- **Work required**
Scan the entries below and extract each line with the word "that" in it.

Provided material start

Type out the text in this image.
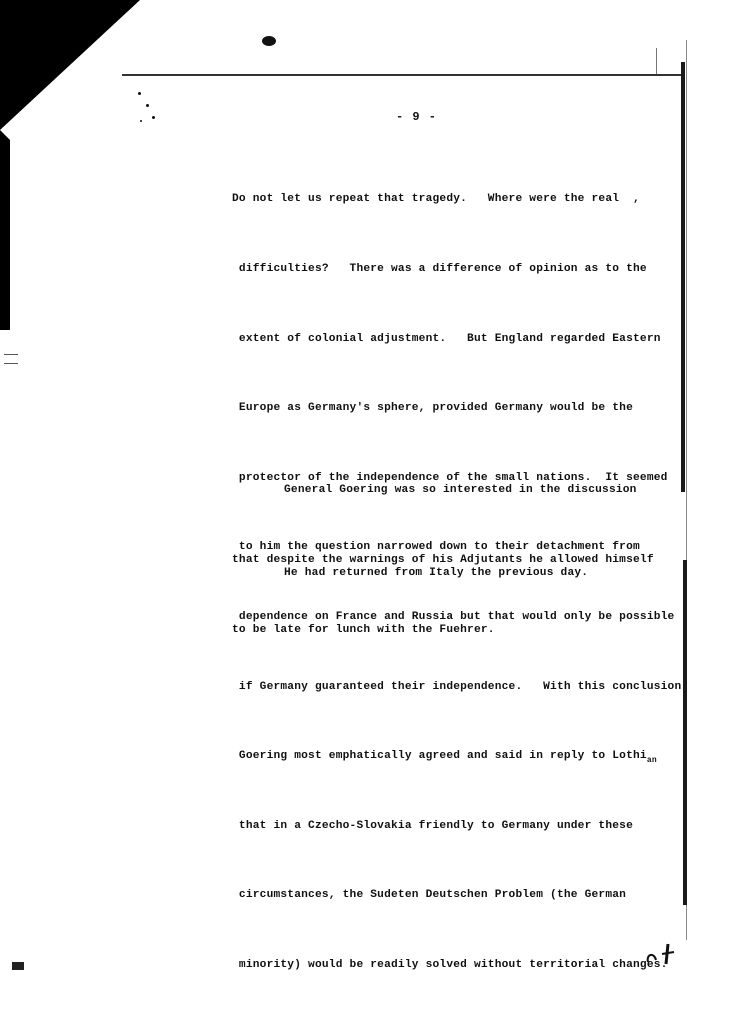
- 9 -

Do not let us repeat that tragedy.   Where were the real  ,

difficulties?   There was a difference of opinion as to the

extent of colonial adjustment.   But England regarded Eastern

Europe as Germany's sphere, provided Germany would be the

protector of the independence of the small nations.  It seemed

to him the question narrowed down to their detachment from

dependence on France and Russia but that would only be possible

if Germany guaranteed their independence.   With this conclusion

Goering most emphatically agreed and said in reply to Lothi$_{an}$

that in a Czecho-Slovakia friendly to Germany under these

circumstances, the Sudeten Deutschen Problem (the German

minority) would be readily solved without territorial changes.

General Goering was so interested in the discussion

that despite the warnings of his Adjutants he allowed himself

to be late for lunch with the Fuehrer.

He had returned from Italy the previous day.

Provided material end

- **Reply to the task**
Do not let us repeat that tragedy.   Where were the real  ,
dependence on France and Russia but that would only be possible
that in a Czecho-Slovakia friendly to Germany under these
that despite the warnings of his Adjutants he allowed himself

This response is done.